[Stored entries]
____________________
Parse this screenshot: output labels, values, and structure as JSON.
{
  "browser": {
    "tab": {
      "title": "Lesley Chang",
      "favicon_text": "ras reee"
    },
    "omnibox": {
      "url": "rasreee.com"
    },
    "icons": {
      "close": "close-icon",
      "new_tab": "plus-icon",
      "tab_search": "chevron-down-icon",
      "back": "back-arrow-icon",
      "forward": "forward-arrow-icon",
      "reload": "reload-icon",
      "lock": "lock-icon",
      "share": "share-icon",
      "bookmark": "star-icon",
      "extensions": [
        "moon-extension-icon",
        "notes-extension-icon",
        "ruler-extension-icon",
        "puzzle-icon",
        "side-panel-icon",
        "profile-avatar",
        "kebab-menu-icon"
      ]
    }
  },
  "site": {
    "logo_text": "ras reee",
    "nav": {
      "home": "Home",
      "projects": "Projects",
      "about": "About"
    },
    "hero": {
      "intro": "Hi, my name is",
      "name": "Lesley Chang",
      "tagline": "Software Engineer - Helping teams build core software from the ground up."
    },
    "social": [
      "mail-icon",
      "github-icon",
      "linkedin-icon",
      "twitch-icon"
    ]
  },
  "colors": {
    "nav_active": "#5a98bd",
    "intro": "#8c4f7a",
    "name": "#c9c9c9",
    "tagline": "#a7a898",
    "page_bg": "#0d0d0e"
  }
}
____________________
## WORK TO BE COMPLETED
Copy out all of the data exactly, leaving nothing out.

## TASK RESPONSE
Parse this screenshot: output labels, values, and structure as JSON.
{
  "browser": {
    "tab": {
      "title": "Lesley Chang",
      "favicon_text": "ras reee"
    },
    "omnibox": {
      "url": "rasreee.com"
    },
    "icons": {
      "close": "close-icon",
      "new_tab": "plus-icon",
      "tab_search": "chevron-down-icon",
      "back": "back-arrow-icon",
      "forward": "forward-arrow-icon",
      "reload": "reload-icon",
      "lock": "lock-icon",
      "share": "share-icon",
      "bookmark": "star-icon",
      "extensions": [
        "moon-extension-icon",
        "notes-extension-icon",
        "ruler-extension-icon",
        "puzzle-icon",
        "side-panel-icon",
        "profile-avatar",
        "kebab-menu-icon"
      ]
    }
  },
  "site": {
    "logo_text": "ras reee",
    "nav": {
      "home": "Home",
      "projects": "Projects",
      "about": "About"
    },
    "hero": {
      "intro": "Hi, my name is",
      "name": "Lesley Chang",
      "tagline": "Software Engineer - Helping teams build core software from the ground up."
    },
    "social": [
      "mail-icon",
      "github-icon",
      "linkedin-icon",
      "twitch-icon"
    ]
  },
  "colors": {
    "nav_active": "#5a98bd",
    "intro": "#8c4f7a",
    "name": "#c9c9c9",
    "tagline": "#a7a898",
    "page_bg": "#0d0d0e"
  }
}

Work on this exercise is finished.